**GIVEN DATA**.
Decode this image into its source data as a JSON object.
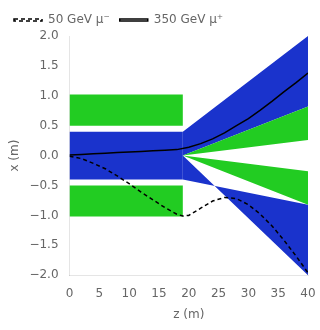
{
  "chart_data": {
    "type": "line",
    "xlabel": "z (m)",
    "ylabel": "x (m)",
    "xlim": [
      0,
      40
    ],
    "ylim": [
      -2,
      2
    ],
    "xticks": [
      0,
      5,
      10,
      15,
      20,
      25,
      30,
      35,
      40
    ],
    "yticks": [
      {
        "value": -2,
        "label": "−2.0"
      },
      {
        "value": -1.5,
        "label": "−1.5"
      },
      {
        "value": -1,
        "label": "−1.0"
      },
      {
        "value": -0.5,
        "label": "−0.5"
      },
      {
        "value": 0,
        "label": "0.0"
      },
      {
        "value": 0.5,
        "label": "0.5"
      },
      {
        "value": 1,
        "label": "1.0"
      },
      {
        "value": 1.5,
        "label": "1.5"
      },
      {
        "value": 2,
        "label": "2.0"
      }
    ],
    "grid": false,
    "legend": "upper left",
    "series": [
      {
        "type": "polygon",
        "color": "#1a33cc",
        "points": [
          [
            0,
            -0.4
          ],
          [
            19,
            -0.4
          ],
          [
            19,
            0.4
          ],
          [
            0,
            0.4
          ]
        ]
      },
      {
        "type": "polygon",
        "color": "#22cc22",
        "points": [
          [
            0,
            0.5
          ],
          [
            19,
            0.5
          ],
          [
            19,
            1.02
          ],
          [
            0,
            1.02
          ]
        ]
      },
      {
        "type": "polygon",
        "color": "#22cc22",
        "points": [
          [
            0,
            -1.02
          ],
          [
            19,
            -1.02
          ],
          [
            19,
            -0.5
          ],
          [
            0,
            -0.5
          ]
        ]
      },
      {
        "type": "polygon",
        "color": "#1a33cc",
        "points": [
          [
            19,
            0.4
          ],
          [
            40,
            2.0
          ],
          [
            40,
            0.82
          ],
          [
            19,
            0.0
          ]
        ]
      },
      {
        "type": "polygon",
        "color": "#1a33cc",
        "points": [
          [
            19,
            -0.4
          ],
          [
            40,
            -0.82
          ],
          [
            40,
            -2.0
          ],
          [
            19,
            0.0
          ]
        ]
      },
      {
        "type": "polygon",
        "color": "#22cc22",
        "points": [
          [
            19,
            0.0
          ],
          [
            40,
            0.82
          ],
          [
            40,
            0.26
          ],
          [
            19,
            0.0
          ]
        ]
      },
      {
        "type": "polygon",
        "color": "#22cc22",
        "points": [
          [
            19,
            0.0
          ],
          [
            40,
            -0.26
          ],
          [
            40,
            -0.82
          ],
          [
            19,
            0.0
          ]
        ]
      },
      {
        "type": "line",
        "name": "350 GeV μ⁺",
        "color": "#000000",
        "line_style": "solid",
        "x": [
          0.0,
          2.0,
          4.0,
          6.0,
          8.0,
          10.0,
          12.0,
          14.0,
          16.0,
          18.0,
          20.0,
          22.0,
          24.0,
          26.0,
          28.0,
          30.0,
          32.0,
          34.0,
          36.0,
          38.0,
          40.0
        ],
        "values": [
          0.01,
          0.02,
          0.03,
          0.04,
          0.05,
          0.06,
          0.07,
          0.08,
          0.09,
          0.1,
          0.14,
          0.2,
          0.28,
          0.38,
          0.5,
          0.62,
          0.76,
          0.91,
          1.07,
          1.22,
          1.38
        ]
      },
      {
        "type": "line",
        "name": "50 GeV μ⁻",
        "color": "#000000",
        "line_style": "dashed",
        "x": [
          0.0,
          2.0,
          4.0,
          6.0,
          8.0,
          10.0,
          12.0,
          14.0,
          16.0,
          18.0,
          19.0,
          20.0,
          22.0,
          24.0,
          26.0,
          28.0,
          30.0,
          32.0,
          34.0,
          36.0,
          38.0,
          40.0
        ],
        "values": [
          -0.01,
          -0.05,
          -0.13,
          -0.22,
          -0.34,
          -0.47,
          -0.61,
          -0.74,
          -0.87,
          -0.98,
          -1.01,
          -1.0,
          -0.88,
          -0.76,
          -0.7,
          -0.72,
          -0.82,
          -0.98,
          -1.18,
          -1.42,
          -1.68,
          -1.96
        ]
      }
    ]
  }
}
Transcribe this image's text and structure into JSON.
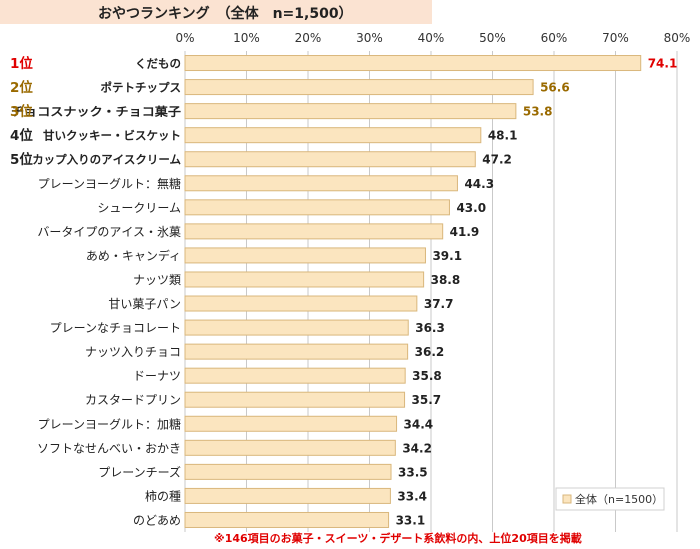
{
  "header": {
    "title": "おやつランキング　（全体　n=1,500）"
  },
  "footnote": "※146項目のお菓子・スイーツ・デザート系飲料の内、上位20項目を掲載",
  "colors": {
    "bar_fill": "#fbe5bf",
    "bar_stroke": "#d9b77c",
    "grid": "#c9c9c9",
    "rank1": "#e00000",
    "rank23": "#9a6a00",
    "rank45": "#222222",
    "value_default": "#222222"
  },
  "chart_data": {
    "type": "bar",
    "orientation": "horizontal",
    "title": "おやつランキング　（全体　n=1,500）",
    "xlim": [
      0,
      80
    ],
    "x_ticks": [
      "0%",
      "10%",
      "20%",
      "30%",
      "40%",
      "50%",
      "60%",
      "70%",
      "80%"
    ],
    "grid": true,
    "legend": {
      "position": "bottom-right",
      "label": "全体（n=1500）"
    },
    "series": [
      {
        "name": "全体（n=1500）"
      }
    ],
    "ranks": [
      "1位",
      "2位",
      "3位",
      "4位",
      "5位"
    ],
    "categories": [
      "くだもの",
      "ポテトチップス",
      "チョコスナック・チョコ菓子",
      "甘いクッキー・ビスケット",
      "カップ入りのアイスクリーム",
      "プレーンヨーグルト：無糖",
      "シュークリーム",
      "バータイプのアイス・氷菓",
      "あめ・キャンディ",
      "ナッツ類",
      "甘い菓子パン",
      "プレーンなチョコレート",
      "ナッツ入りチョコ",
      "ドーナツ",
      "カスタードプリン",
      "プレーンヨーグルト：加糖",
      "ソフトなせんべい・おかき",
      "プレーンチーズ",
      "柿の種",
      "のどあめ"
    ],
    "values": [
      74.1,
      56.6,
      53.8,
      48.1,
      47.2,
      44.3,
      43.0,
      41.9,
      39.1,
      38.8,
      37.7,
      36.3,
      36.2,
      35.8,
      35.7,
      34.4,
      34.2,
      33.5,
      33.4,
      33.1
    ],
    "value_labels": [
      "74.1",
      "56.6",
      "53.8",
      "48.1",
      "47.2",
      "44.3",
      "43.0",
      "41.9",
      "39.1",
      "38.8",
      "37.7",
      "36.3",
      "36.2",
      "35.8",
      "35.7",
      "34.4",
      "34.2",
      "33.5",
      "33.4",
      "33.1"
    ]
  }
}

**WHAT IS ASKED**.
Return all of the entries word for word, but omit the pictures.

**FINAL RESULT**.
Decode this image into its source data as a JSON object.
{
  "chart_data": {
    "type": "line",
    "xlabel": "z (m)",
    "ylabel": "x (m)",
    "xlim": [
      0,
      40
    ],
    "ylim": [
      -2,
      2
    ],
    "xticks": [
      0,
      5,
      10,
      15,
      20,
      25,
      30,
      35,
      40
    ],
    "yticks": [
      {
        "value": -2,
        "label": "−2.0"
      },
      {
        "value": -1.5,
        "label": "−1.5"
      },
      {
        "value": -1,
        "label": "−1.0"
      },
      {
        "value": -0.5,
        "label": "−0.5"
      },
      {
        "value": 0,
        "label": "0.0"
      },
      {
        "value": 0.5,
        "label": "0.5"
      },
      {
        "value": 1,
        "label": "1.0"
      },
      {
        "value": 1.5,
        "label": "1.5"
      },
      {
        "value": 2,
        "label": "2.0"
      }
    ],
    "grid": false,
    "legend": "upper left",
    "series": [
      {
        "type": "polygon",
        "color": "#1a33cc",
        "points": [
          [
            0,
            -0.4
          ],
          [
            19,
            -0.4
          ],
          [
            19,
            0.4
          ],
          [
            0,
            0.4
          ]
        ]
      },
      {
        "type": "polygon",
        "color": "#22cc22",
        "points": [
          [
            0,
            0.5
          ],
          [
            19,
            0.5
          ],
          [
            19,
            1.02
          ],
          [
            0,
            1.02
          ]
        ]
      },
      {
        "type": "polygon",
        "color": "#22cc22",
        "points": [
          [
            0,
            -1.02
          ],
          [
            19,
            -1.02
          ],
          [
            19,
            -0.5
          ],
          [
            0,
            -0.5
          ]
        ]
      },
      {
        "type": "polygon",
        "color": "#1a33cc",
        "points": [
          [
            19,
            0.4
          ],
          [
            40,
            2.0
          ],
          [
            40,
            0.82
          ],
          [
            19,
            0.0
          ]
        ]
      },
      {
        "type": "polygon",
        "color": "#1a33cc",
        "points": [
          [
            19,
            -0.4
          ],
          [
            40,
            -0.82
          ],
          [
            40,
            -2.0
          ],
          [
            19,
            0.0
          ]
        ]
      },
      {
        "type": "polygon",
        "color": "#22cc22",
        "points": [
          [
            19,
            0.0
          ],
          [
            40,
            0.82
          ],
          [
            40,
            0.26
          ],
          [
            19,
            0.0
          ]
        ]
      },
      {
        "type": "polygon",
        "color": "#22cc22",
        "points": [
          [
            19,
            0.0
          ],
          [
            40,
            -0.26
          ],
          [
            40,
            -0.82
          ],
          [
            19,
            0.0
          ]
        ]
      },
      {
        "type": "line",
        "name": "350 GeV μ⁺",
        "color": "#000000",
        "line_style": "solid",
        "x": [
          0.0,
          2.0,
          4.0,
          6.0,
          8.0,
          10.0,
          12.0,
          14.0,
          16.0,
          18.0,
          20.0,
          22.0,
          24.0,
          26.0,
          28.0,
          30.0,
          32.0,
          34.0,
          36.0,
          38.0,
          40.0
        ],
        "values": [
          0.01,
          0.02,
          0.03,
          0.04,
          0.05,
          0.06,
          0.07,
          0.08,
          0.09,
          0.1,
          0.14,
          0.2,
          0.28,
          0.38,
          0.5,
          0.62,
          0.76,
          0.91,
          1.07,
          1.22,
          1.38
        ]
      },
      {
        "type": "line",
        "name": "50 GeV μ⁻",
        "color": "#000000",
        "line_style": "dashed",
        "x": [
          0.0,
          2.0,
          4.0,
          6.0,
          8.0,
          10.0,
          12.0,
          14.0,
          16.0,
          18.0,
          19.0,
          20.0,
          22.0,
          24.0,
          26.0,
          28.0,
          30.0,
          32.0,
          34.0,
          36.0,
          38.0,
          40.0
        ],
        "values": [
          -0.01,
          -0.05,
          -0.13,
          -0.22,
          -0.34,
          -0.47,
          -0.61,
          -0.74,
          -0.87,
          -0.98,
          -1.01,
          -1.0,
          -0.88,
          -0.76,
          -0.7,
          -0.72,
          -0.82,
          -0.98,
          -1.18,
          -1.42,
          -1.68,
          -1.96
        ]
      }
    ]
  }
}
Transcribe this image's text and structure into JSON.
{
  "header": {
    "title": "おやつランキング　（全体　n=1,500）"
  },
  "footnote": "※146項目のお菓子・スイーツ・デザート系飲料の内、上位20項目を掲載",
  "colors": {
    "bar_fill": "#fbe5bf",
    "bar_stroke": "#d9b77c",
    "grid": "#c9c9c9",
    "rank1": "#e00000",
    "rank23": "#9a6a00",
    "rank45": "#222222",
    "value_default": "#222222"
  },
  "chart_data": {
    "type": "bar",
    "orientation": "horizontal",
    "title": "おやつランキング　（全体　n=1,500）",
    "xlim": [
      0,
      80
    ],
    "x_ticks": [
      "0%",
      "10%",
      "20%",
      "30%",
      "40%",
      "50%",
      "60%",
      "70%",
      "80%"
    ],
    "grid": true,
    "legend": {
      "position": "bottom-right",
      "label": "全体（n=1500）"
    },
    "series": [
      {
        "name": "全体（n=1500）"
      }
    ],
    "ranks": [
      "1位",
      "2位",
      "3位",
      "4位",
      "5位"
    ],
    "categories": [
      "くだもの",
      "ポテトチップス",
      "チョコスナック・チョコ菓子",
      "甘いクッキー・ビスケット",
      "カップ入りのアイスクリーム",
      "プレーンヨーグルト：無糖",
      "シュークリーム",
      "バータイプのアイス・氷菓",
      "あめ・キャンディ",
      "ナッツ類",
      "甘い菓子パン",
      "プレーンなチョコレート",
      "ナッツ入りチョコ",
      "ドーナツ",
      "カスタードプリン",
      "プレーンヨーグルト：加糖",
      "ソフトなせんべい・おかき",
      "プレーンチーズ",
      "柿の種",
      "のどあめ"
    ],
    "values": [
      74.1,
      56.6,
      53.8,
      48.1,
      47.2,
      44.3,
      43.0,
      41.9,
      39.1,
      38.8,
      37.7,
      36.3,
      36.2,
      35.8,
      35.7,
      34.4,
      34.2,
      33.5,
      33.4,
      33.1
    ],
    "value_labels": [
      "74.1",
      "56.6",
      "53.8",
      "48.1",
      "47.2",
      "44.3",
      "43.0",
      "41.9",
      "39.1",
      "38.8",
      "37.7",
      "36.3",
      "36.2",
      "35.8",
      "35.7",
      "34.4",
      "34.2",
      "33.5",
      "33.4",
      "33.1"
    ]
  }
}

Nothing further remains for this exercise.